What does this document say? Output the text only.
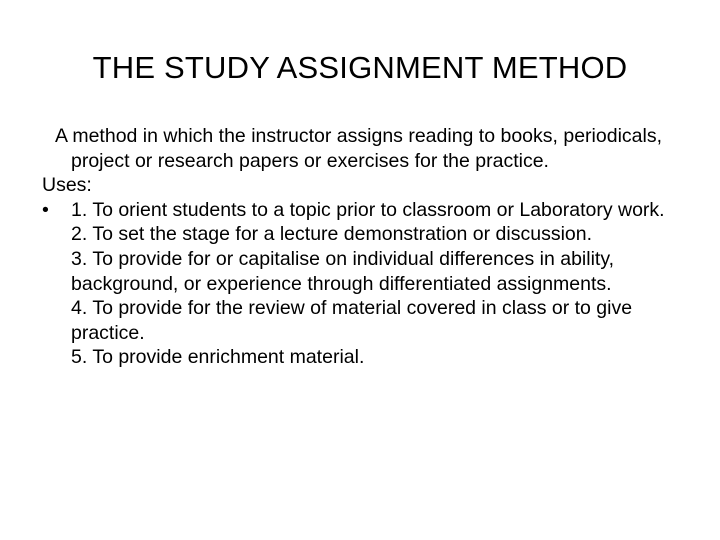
THE STUDY ASSIGNMENT METHOD

A method in which the instructor assigns reading to books, periodicals, project or research papers or exercises for the practice.

Uses:

• 1. To orient students to a topic prior to classroom or Laboratory work.

2. To set the stage for a lecture demonstration or discussion.

3. To provide for or capitalise on individual differences in ability, background, or experience through differentiated assignments.

4. To provide for the review of material covered in class or to give practice.

5. To provide enrichment material.
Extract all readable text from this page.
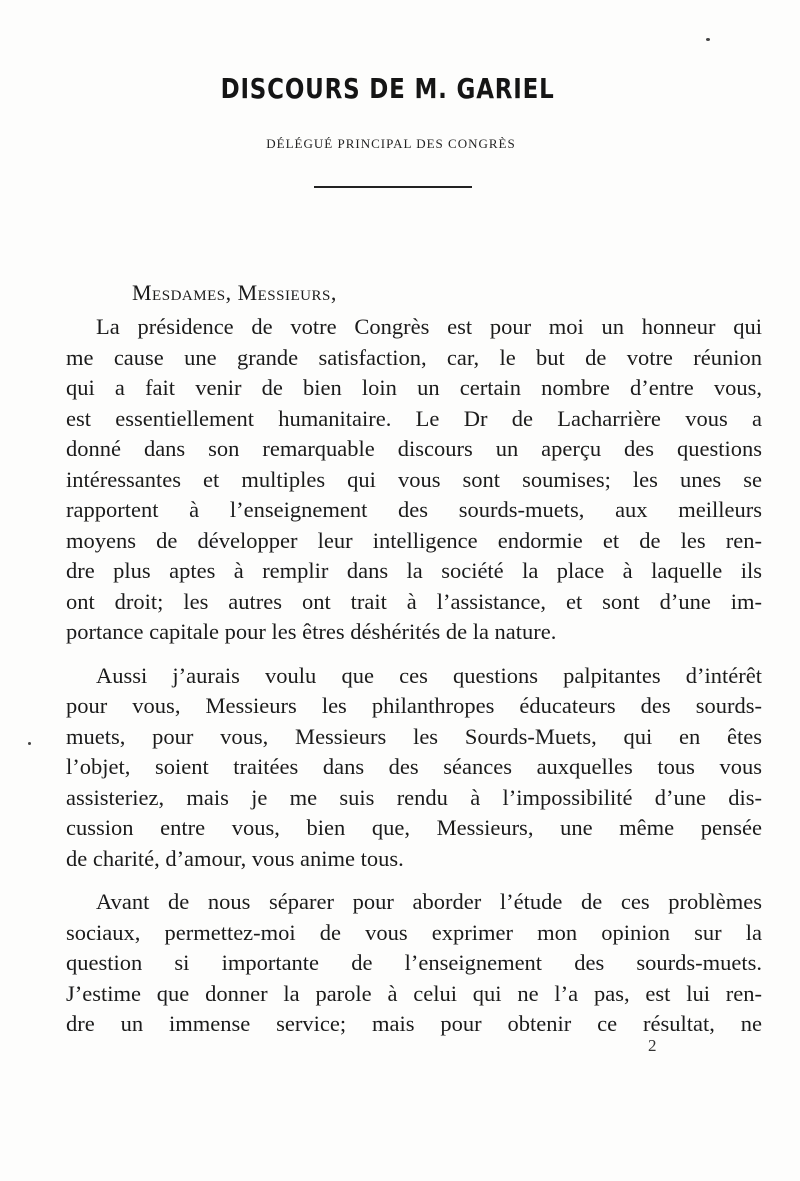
DISCOURS DE M. GARIEL
DÉLÉGUÉ PRINCIPAL DES CONGRÈS
Mesdames, Messieurs,

La présidence de votre Congrès est pour moi un honneur qui
me cause une grande satisfaction, car, le but de votre réunion
qui a fait venir de bien loin un certain nombre d’entre vous,
est essentiellement humanitaire. Le Dr de Lacharrière vous a
donné dans son remarquable discours un aperçu des questions
intéressantes et multiples qui vous sont soumises; les unes se
rapportent à l’enseignement des sourds-muets, aux meilleurs
moyens de développer leur intelligence endormie et de les ren-
dre plus aptes à remplir dans la société la place à laquelle ils
ont droit; les autres ont trait à l’assistance, et sont d’une im-
portance capitale pour les êtres déshérités de la nature.

Aussi j’aurais voulu que ces questions palpitantes d’intérêt
pour vous, Messieurs les philanthropes éducateurs des sourds-
muets, pour vous, Messieurs les Sourds-Muets, qui en êtes
l’objet, soient traitées dans des séances auxquelles tous vous
assisteriez, mais je me suis rendu à l’impossibilité d’une dis-
cussion entre vous, bien que, Messieurs, une même pensée
de charité, d’amour, vous anime tous.

Avant de nous séparer pour aborder l’étude de ces problèmes
sociaux, permettez-moi de vous exprimer mon opinion sur la
question si importante de l’enseignement des sourds-muets.
J’estime que donner la parole à celui qui ne l’a pas, est lui ren-
dre un immense service; mais pour obtenir ce résultat, ne

2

- _Exercise aim_
Strip out the pictures and quote the remaining data word for word.

- _Exercise output_
What does this document say? Output the text only.
THE STUDY ASSIGNMENT METHOD

A method in which the instructor assigns reading to books, periodicals, project or research papers or exercises for the practice.

Uses:

• 1. To orient students to a topic prior to classroom or Laboratory work.

2. To set the stage for a lecture demonstration or discussion.

3. To provide for or capitalise on individual differences in ability, background, or experience through differentiated assignments.

4. To provide for the review of material covered in class or to give practice.

5. To provide enrichment material.
Extract all readable text from this page.
DISCOURS DE M. GARIEL
DÉLÉGUÉ PRINCIPAL DES CONGRÈS
Mesdames, Messieurs,

La présidence de votre Congrès est pour moi un honneur qui
me cause une grande satisfaction, car, le but de votre réunion
qui a fait venir de bien loin un certain nombre d’entre vous,
est essentiellement humanitaire. Le Dr de Lacharrière vous a
donné dans son remarquable discours un aperçu des questions
intéressantes et multiples qui vous sont soumises; les unes se
rapportent à l’enseignement des sourds-muets, aux meilleurs
moyens de développer leur intelligence endormie et de les ren-
dre plus aptes à remplir dans la société la place à laquelle ils
ont droit; les autres ont trait à l’assistance, et sont d’une im-
portance capitale pour les êtres déshérités de la nature.

Aussi j’aurais voulu que ces questions palpitantes d’intérêt
pour vous, Messieurs les philanthropes éducateurs des sourds-
muets, pour vous, Messieurs les Sourds-Muets, qui en êtes
l’objet, soient traitées dans des séances auxquelles tous vous
assisteriez, mais je me suis rendu à l’impossibilité d’une dis-
cussion entre vous, bien que, Messieurs, une même pensée
de charité, d’amour, vous anime tous.

Avant de nous séparer pour aborder l’étude de ces problèmes
sociaux, permettez-moi de vous exprimer mon opinion sur la
question si importante de l’enseignement des sourds-muets.
J’estime que donner la parole à celui qui ne l’a pas, est lui ren-
dre un immense service; mais pour obtenir ce résultat, ne

2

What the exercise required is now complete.